::: STORED DATA :::
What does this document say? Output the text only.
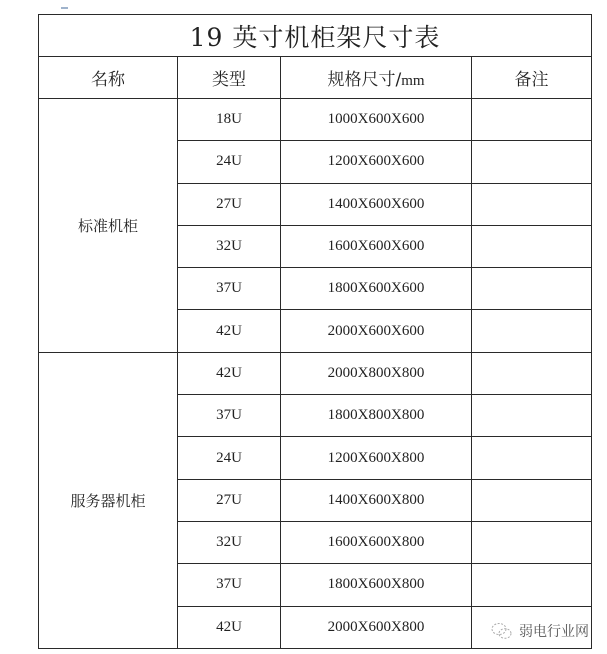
19 英寸机柜架尺寸表			
名称	类型	规格尺寸/mm	备注
标准机柜	18U	1000X600X600	
	24U	1200X600X600	
	27U	1400X600X600	
	32U	1600X600X600	
	37U	1800X600X600	
	42U	2000X600X600	
服务器机柜	42U	2000X800X800	
	37U	1800X800X800	
	24U	1200X600X800	
	27U	1400X600X800	
	32U	1600X600X800	
	37U	1800X600X800	
	42U	2000X600X800		弱电行业网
:::
▸ GIVEN EXERCISE:
Give the material again exactly as it is, but keep the pictures out.

▸ CORRECT RESULT:
What does this document say? Output the text only.
19 英寸机柜架尺寸表			
名称	类型	规格尺寸/mm	备注
标准机柜	18U	1000X600X600	
	24U	1200X600X600	
	27U	1400X600X600	
	32U	1600X600X600	
	37U	1800X600X600	
	42U	2000X600X600	
服务器机柜	42U	2000X800X800	
	37U	1800X800X800	
	24U	1200X600X800	
	27U	1400X600X800	
	32U	1600X600X800	
	37U	1800X600X800	
	42U	2000X600X800		弱电行业网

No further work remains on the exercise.